◆ **DOCUMENT**:
______
Also, many other challenges they were faced, but in the form of creating economic wealth, it was in a bank that was ran by white guys, at the end of the day, that ended up making speculative bets, and the bank went belly up. What that does is it evaporated any of that wealth that was starting to be created among that population.

Now, fast forward to really, I think the next major milestone behind a lot of this comes into what you were just about to dive into, which is redlining and ultimately, lending programs into homeownership, which came largely after World War II is when the biggest boom came behind that, right?

[00:12:04] KC: Yes, that is true, Alex. That term, you just used redlining and financial services, I guess, just in the history of America, if you’re old enough, we know it’s a negative term. What redlining did was, on real estate maps, it outlined and it showed real estate agents, contract home sellers, it showed them where they could and could not sell homes to black people. But what people don’t realize is that it was actually our federal government who was the original redlining agency with these edicts and these programs. Now they, of course, outlaw and prevent others from redlining.

This egregious history really, up until 1964 and a civil rights march really prevented black folks from growing wealth, from establishing and growing wealth. There was even some programs called contract homes and in the Midwest, particularly in Chicago, and that Illinois area and a few other states. It was legal for an agent to contract a home seller to sell a home to a black family, but they were like — it was rent to own, if you would.

You paid your mortgage every single month, but if you were ever late, even a day, and even if you had paid your mortgage on time for 15, 20 years, one day late and the entire contract reverted back to the seller, including all the money that was already put into the home and there were millions and millions and millions of dollars of wealth that were literally stolen from families in the 50s, and mostly the 50s and the 60s from this system.

There’s just been some a lot of obstacles, a lot of obstacles. That’s why now, it’s just urgent for me to, if I have the information, I can help somebody, yeah, hook them up with the first-time home-buyers program, or income property program, just teaching and helping people to do better.

[00:14:07] AD: I want to dive into that next around, what do we do? How do we teach it? How does that drive and create a better outcome for people? But what I want listeners to make sure you really take away is one, I can just speak from my own experience around this. You brought up George Floyd and the murder of George Floyd, I can unfortunately admit that I am someone that that was the catalyst that made me step back and say, “Well, what’s going on in this country?” I’m fortunate that it gave me an opportunity to learn to expand my understanding, and I’ve done as much work as I have had the capacity to do over the last year and a half to try to understand this and there’s still so much more to go.
______
◆ **DIRECTION 1**:
Answer these about the redlining transcript:
(a) What happened to the bank that was making speculative bets?
(b) Which agency was the original redlining agency?
(c) What happened under a contract-home deal if a payment came in one day late?
◆ **DIRECTION 2**:
Carry the redlining transcript forward from its last line.
The listing that follows has no connection to the redlining transcript.

◆ **SOURCE MATERIAL**:
______
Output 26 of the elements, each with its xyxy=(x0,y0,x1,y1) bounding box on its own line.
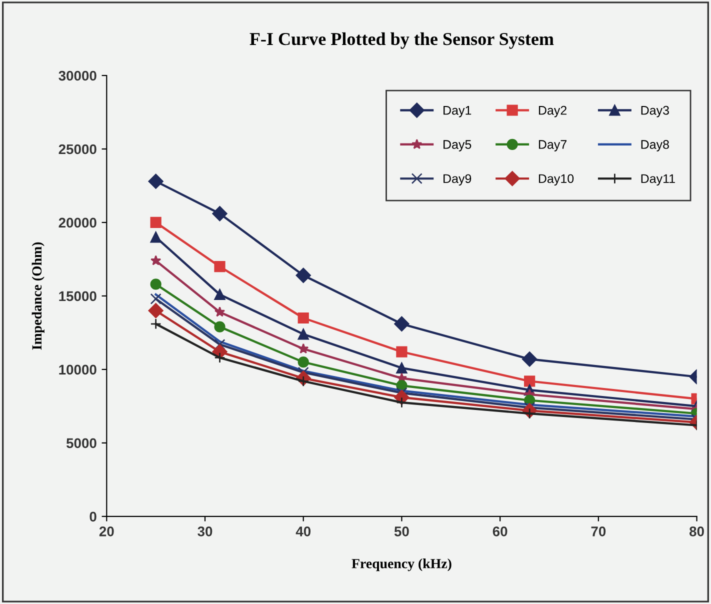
______
◆ **RESULT 1**:
(a) It went belly up, which evaporated the wealth that was starting to be created among that population.
(b) The federal government.
(c) The entire contract reverted to the seller, including all the money already put into the home.

◆ **RESULT 2**:
What I can say from my own experience through this is, it’s been eye-opening to understand this, to understand the challenges behind reconstruction. The challenges behind the Freedmen’s Bank, the challenges of redlining, Lovett town’s another good example and these situations have been created time and time again, in very, we can say the 60s is when in theory, stopped. Obviously, there’s still been other challenges in our country since. Certainly, before the 60s, it was a major issue that was government supported in many cases, which isn’t really that long ago, when we think about history and especially about wealth creation.

Think about the difference that your socioeconomic status makes for the future of your life, and how that effect of blocking out a portion of the population of predominantly black and brown people from having access to that ability to build wealth, creates a situation where you do have that disparity exist. That disparity and in poverty breeds poverty in many ways, it creates a really bad situation, right? That’s why we’re here.

[00:15:37] KC: Yes, it does, Alex. Poverty creates a really bad situation and it creates burdens on society that don’t have to be there. Why do we want this? Why do we want this? We teach people how to come up, so that we’re not constantly having to look over our shoulder look over our back to that person that is deprived and desperate.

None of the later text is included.